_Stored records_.
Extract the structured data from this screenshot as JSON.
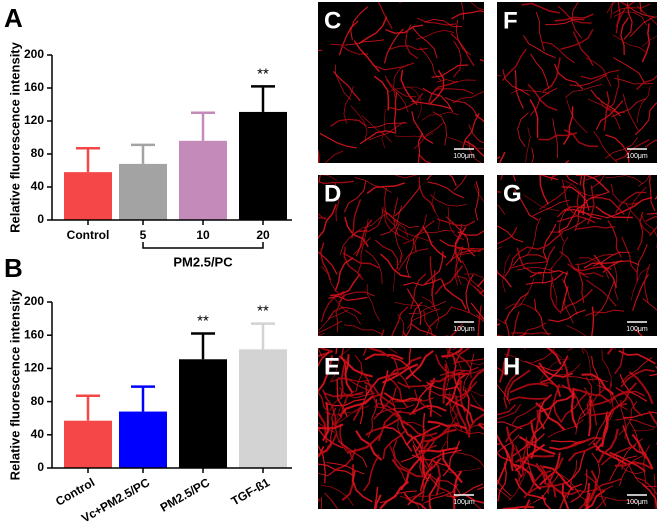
{
  "chart_data": [
    {
      "type": "bar",
      "panel_label": "A",
      "ylabel": "Relative fluorescence intensity",
      "categories": [
        "Control",
        "5",
        "10",
        "20"
      ],
      "values": [
        58,
        68,
        96,
        131
      ],
      "errors": [
        29,
        23,
        34,
        31
      ],
      "colors": [
        "#f54747",
        "#a3a3a3",
        "#c48ab9",
        "#000000"
      ],
      "significance": [
        null,
        null,
        null,
        "**"
      ],
      "group_label": "PM2.5/PC",
      "ylim": [
        0,
        200
      ],
      "yticks": [
        0,
        40,
        80,
        120,
        160,
        200
      ]
    },
    {
      "type": "bar",
      "panel_label": "B",
      "ylabel": "Relative fluorescence intensity",
      "categories": [
        "Control",
        "Vc+PM2.5/PC",
        "PM2.5/PC",
        "TGF-ß1"
      ],
      "values": [
        57,
        68,
        131,
        143
      ],
      "errors": [
        30,
        30,
        31,
        31
      ],
      "colors": [
        "#f54747",
        "#0000ff",
        "#000000",
        "#d3d3d3"
      ],
      "significance": [
        null,
        null,
        "**",
        "**"
      ],
      "ylim": [
        0,
        200
      ],
      "yticks": [
        0,
        40,
        80,
        120,
        160,
        200
      ]
    }
  ],
  "images": [
    {
      "label": "C",
      "scale_bar": "100μm"
    },
    {
      "label": "D",
      "scale_bar": "100μm"
    },
    {
      "label": "E",
      "scale_bar": "100μm"
    },
    {
      "label": "F",
      "scale_bar": "100μm"
    },
    {
      "label": "G",
      "scale_bar": "100μm"
    },
    {
      "label": "H",
      "scale_bar": "100μm"
    }
  ]
}
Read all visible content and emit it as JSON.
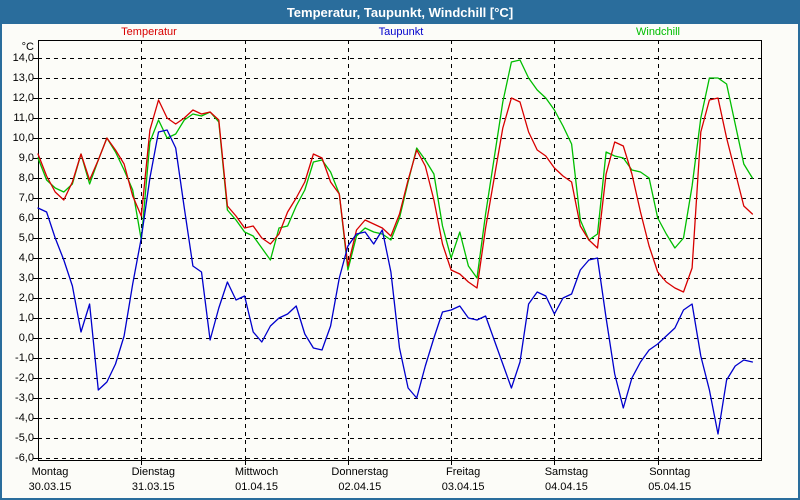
{
  "window": {
    "title": "Temperatur, Taupunkt, Windchill [°C]"
  },
  "frame_color": "#2a6d9c",
  "chart_data": {
    "type": "line",
    "title": "Temperatur, Taupunkt, Windchill [°C]",
    "y_unit": "°C",
    "ylim": [
      -6,
      14
    ],
    "y_tick_step": 1,
    "decimal_style": "comma",
    "grid": true,
    "legend_position": "top",
    "x_hours_range": [
      0,
      168
    ],
    "sample_interval_hours": 2,
    "days": [
      {
        "name": "Montag",
        "date": "30.03.15"
      },
      {
        "name": "Dienstag",
        "date": "31.03.15"
      },
      {
        "name": "Mittwoch",
        "date": "01.04.15"
      },
      {
        "name": "Donnerstag",
        "date": "02.04.15"
      },
      {
        "name": "Freitag",
        "date": "03.04.15"
      },
      {
        "name": "Samstag",
        "date": "04.04.15"
      },
      {
        "name": "Sonntag",
        "date": "05.04.15"
      }
    ],
    "series": [
      {
        "name": "Temperatur",
        "color": "#d80000",
        "values": [
          9.2,
          8.1,
          7.3,
          6.9,
          7.8,
          9.2,
          7.9,
          8.9,
          10.0,
          9.4,
          8.7,
          7.1,
          6.1,
          10.4,
          11.9,
          11.0,
          10.7,
          11.0,
          11.4,
          11.2,
          11.3,
          10.9,
          6.6,
          6.1,
          5.5,
          5.6,
          5.0,
          4.7,
          5.2,
          6.3,
          7.0,
          7.8,
          9.2,
          9.0,
          7.8,
          7.2,
          3.6,
          5.4,
          5.9,
          5.7,
          5.5,
          5.1,
          6.2,
          7.9,
          9.4,
          8.6,
          6.9,
          4.7,
          3.4,
          3.2,
          2.8,
          2.5,
          5.5,
          8.0,
          10.5,
          12.0,
          11.8,
          10.3,
          9.4,
          9.1,
          8.5,
          8.1,
          7.8,
          5.6,
          4.9,
          4.5,
          8.2,
          9.8,
          9.6,
          8.2,
          6.3,
          4.6,
          3.3,
          2.8,
          2.5,
          2.3,
          3.5,
          10.3,
          11.9,
          12.0,
          10.0,
          8.3,
          6.6,
          6.2
        ]
      },
      {
        "name": "Taupunkt",
        "color": "#0000cd",
        "values": [
          6.5,
          6.3,
          5.0,
          3.9,
          2.6,
          0.3,
          1.7,
          -2.6,
          -2.2,
          -1.3,
          0.1,
          2.7,
          5.0,
          8.0,
          10.3,
          10.4,
          9.5,
          6.5,
          3.6,
          3.3,
          -0.1,
          1.5,
          2.8,
          1.9,
          2.1,
          0.3,
          -0.2,
          0.6,
          1.0,
          1.2,
          1.6,
          0.2,
          -0.5,
          -0.6,
          0.6,
          3.0,
          4.6,
          5.2,
          5.3,
          4.7,
          5.4,
          3.3,
          -0.5,
          -2.5,
          -3.0,
          -1.4,
          0.0,
          1.3,
          1.4,
          1.6,
          1.0,
          0.9,
          1.1,
          -0.1,
          -1.3,
          -2.5,
          -1.2,
          1.7,
          2.3,
          2.1,
          1.2,
          2.0,
          2.2,
          3.4,
          3.9,
          4.0,
          1.0,
          -1.8,
          -3.5,
          -2.0,
          -1.2,
          -0.6,
          -0.3,
          0.1,
          0.5,
          1.4,
          1.7,
          -0.9,
          -2.6,
          -4.8,
          -2.1,
          -1.4,
          -1.1,
          -1.2
        ]
      },
      {
        "name": "Windchill",
        "color": "#00be00",
        "values": [
          9.0,
          7.9,
          7.5,
          7.3,
          7.7,
          9.2,
          7.7,
          8.9,
          10.0,
          9.3,
          8.4,
          7.4,
          4.9,
          9.8,
          10.9,
          10.0,
          10.2,
          10.9,
          11.2,
          11.1,
          11.3,
          10.8,
          6.4,
          5.9,
          5.3,
          5.1,
          4.5,
          3.9,
          5.5,
          5.6,
          6.6,
          7.4,
          8.8,
          8.9,
          8.3,
          7.2,
          3.4,
          5.1,
          5.5,
          5.3,
          5.2,
          4.9,
          6.0,
          7.8,
          9.5,
          8.9,
          8.2,
          5.6,
          4.0,
          5.3,
          3.6,
          3.0,
          6.2,
          9.0,
          11.8,
          13.8,
          13.9,
          13.0,
          12.4,
          12.0,
          11.4,
          10.6,
          9.7,
          5.9,
          4.9,
          5.2,
          9.3,
          9.1,
          9.0,
          8.4,
          8.3,
          8.0,
          6.0,
          5.2,
          4.5,
          5.0,
          7.6,
          11.0,
          13.0,
          13.0,
          12.7,
          10.7,
          8.7,
          8.0
        ]
      }
    ]
  }
}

_GIVEN EXERCISE_. Could you reproduce every record above exactly, leaving out the pictures?

_ANSWER TO THE TASK_.
Extract the structured data from this screenshot as JSON.
{
  "chart_data": [
    {
      "type": "bar",
      "panel_label": "A",
      "ylabel": "Relative fluorescence intensity",
      "categories": [
        "Control",
        "5",
        "10",
        "20"
      ],
      "values": [
        58,
        68,
        96,
        131
      ],
      "errors": [
        29,
        23,
        34,
        31
      ],
      "colors": [
        "#f54747",
        "#a3a3a3",
        "#c48ab9",
        "#000000"
      ],
      "significance": [
        null,
        null,
        null,
        "**"
      ],
      "group_label": "PM2.5/PC",
      "ylim": [
        0,
        200
      ],
      "yticks": [
        0,
        40,
        80,
        120,
        160,
        200
      ]
    },
    {
      "type": "bar",
      "panel_label": "B",
      "ylabel": "Relative fluorescence intensity",
      "categories": [
        "Control",
        "Vc+PM2.5/PC",
        "PM2.5/PC",
        "TGF-ß1"
      ],
      "values": [
        57,
        68,
        131,
        143
      ],
      "errors": [
        30,
        30,
        31,
        31
      ],
      "colors": [
        "#f54747",
        "#0000ff",
        "#000000",
        "#d3d3d3"
      ],
      "significance": [
        null,
        null,
        "**",
        "**"
      ],
      "ylim": [
        0,
        200
      ],
      "yticks": [
        0,
        40,
        80,
        120,
        160,
        200
      ]
    }
  ],
  "images": [
    {
      "label": "C",
      "scale_bar": "100μm"
    },
    {
      "label": "D",
      "scale_bar": "100μm"
    },
    {
      "label": "E",
      "scale_bar": "100μm"
    },
    {
      "label": "F",
      "scale_bar": "100μm"
    },
    {
      "label": "G",
      "scale_bar": "100μm"
    },
    {
      "label": "H",
      "scale_bar": "100μm"
    }
  ]
}
Read all visible content and emit it as JSON.
{
  "window": {
    "title": "Temperatur, Taupunkt, Windchill [°C]"
  },
  "frame_color": "#2a6d9c",
  "chart_data": {
    "type": "line",
    "title": "Temperatur, Taupunkt, Windchill [°C]",
    "y_unit": "°C",
    "ylim": [
      -6,
      14
    ],
    "y_tick_step": 1,
    "decimal_style": "comma",
    "grid": true,
    "legend_position": "top",
    "x_hours_range": [
      0,
      168
    ],
    "sample_interval_hours": 2,
    "days": [
      {
        "name": "Montag",
        "date": "30.03.15"
      },
      {
        "name": "Dienstag",
        "date": "31.03.15"
      },
      {
        "name": "Mittwoch",
        "date": "01.04.15"
      },
      {
        "name": "Donnerstag",
        "date": "02.04.15"
      },
      {
        "name": "Freitag",
        "date": "03.04.15"
      },
      {
        "name": "Samstag",
        "date": "04.04.15"
      },
      {
        "name": "Sonntag",
        "date": "05.04.15"
      }
    ],
    "series": [
      {
        "name": "Temperatur",
        "color": "#d80000",
        "values": [
          9.2,
          8.1,
          7.3,
          6.9,
          7.8,
          9.2,
          7.9,
          8.9,
          10.0,
          9.4,
          8.7,
          7.1,
          6.1,
          10.4,
          11.9,
          11.0,
          10.7,
          11.0,
          11.4,
          11.2,
          11.3,
          10.9,
          6.6,
          6.1,
          5.5,
          5.6,
          5.0,
          4.7,
          5.2,
          6.3,
          7.0,
          7.8,
          9.2,
          9.0,
          7.8,
          7.2,
          3.6,
          5.4,
          5.9,
          5.7,
          5.5,
          5.1,
          6.2,
          7.9,
          9.4,
          8.6,
          6.9,
          4.7,
          3.4,
          3.2,
          2.8,
          2.5,
          5.5,
          8.0,
          10.5,
          12.0,
          11.8,
          10.3,
          9.4,
          9.1,
          8.5,
          8.1,
          7.8,
          5.6,
          4.9,
          4.5,
          8.2,
          9.8,
          9.6,
          8.2,
          6.3,
          4.6,
          3.3,
          2.8,
          2.5,
          2.3,
          3.5,
          10.3,
          11.9,
          12.0,
          10.0,
          8.3,
          6.6,
          6.2
        ]
      },
      {
        "name": "Taupunkt",
        "color": "#0000cd",
        "values": [
          6.5,
          6.3,
          5.0,
          3.9,
          2.6,
          0.3,
          1.7,
          -2.6,
          -2.2,
          -1.3,
          0.1,
          2.7,
          5.0,
          8.0,
          10.3,
          10.4,
          9.5,
          6.5,
          3.6,
          3.3,
          -0.1,
          1.5,
          2.8,
          1.9,
          2.1,
          0.3,
          -0.2,
          0.6,
          1.0,
          1.2,
          1.6,
          0.2,
          -0.5,
          -0.6,
          0.6,
          3.0,
          4.6,
          5.2,
          5.3,
          4.7,
          5.4,
          3.3,
          -0.5,
          -2.5,
          -3.0,
          -1.4,
          0.0,
          1.3,
          1.4,
          1.6,
          1.0,
          0.9,
          1.1,
          -0.1,
          -1.3,
          -2.5,
          -1.2,
          1.7,
          2.3,
          2.1,
          1.2,
          2.0,
          2.2,
          3.4,
          3.9,
          4.0,
          1.0,
          -1.8,
          -3.5,
          -2.0,
          -1.2,
          -0.6,
          -0.3,
          0.1,
          0.5,
          1.4,
          1.7,
          -0.9,
          -2.6,
          -4.8,
          -2.1,
          -1.4,
          -1.1,
          -1.2
        ]
      },
      {
        "name": "Windchill",
        "color": "#00be00",
        "values": [
          9.0,
          7.9,
          7.5,
          7.3,
          7.7,
          9.2,
          7.7,
          8.9,
          10.0,
          9.3,
          8.4,
          7.4,
          4.9,
          9.8,
          10.9,
          10.0,
          10.2,
          10.9,
          11.2,
          11.1,
          11.3,
          10.8,
          6.4,
          5.9,
          5.3,
          5.1,
          4.5,
          3.9,
          5.5,
          5.6,
          6.6,
          7.4,
          8.8,
          8.9,
          8.3,
          7.2,
          3.4,
          5.1,
          5.5,
          5.3,
          5.2,
          4.9,
          6.0,
          7.8,
          9.5,
          8.9,
          8.2,
          5.6,
          4.0,
          5.3,
          3.6,
          3.0,
          6.2,
          9.0,
          11.8,
          13.8,
          13.9,
          13.0,
          12.4,
          12.0,
          11.4,
          10.6,
          9.7,
          5.9,
          4.9,
          5.2,
          9.3,
          9.1,
          9.0,
          8.4,
          8.3,
          8.0,
          6.0,
          5.2,
          4.5,
          5.0,
          7.6,
          11.0,
          13.0,
          13.0,
          12.7,
          10.7,
          8.7,
          8.0
        ]
      }
    ]
  }
}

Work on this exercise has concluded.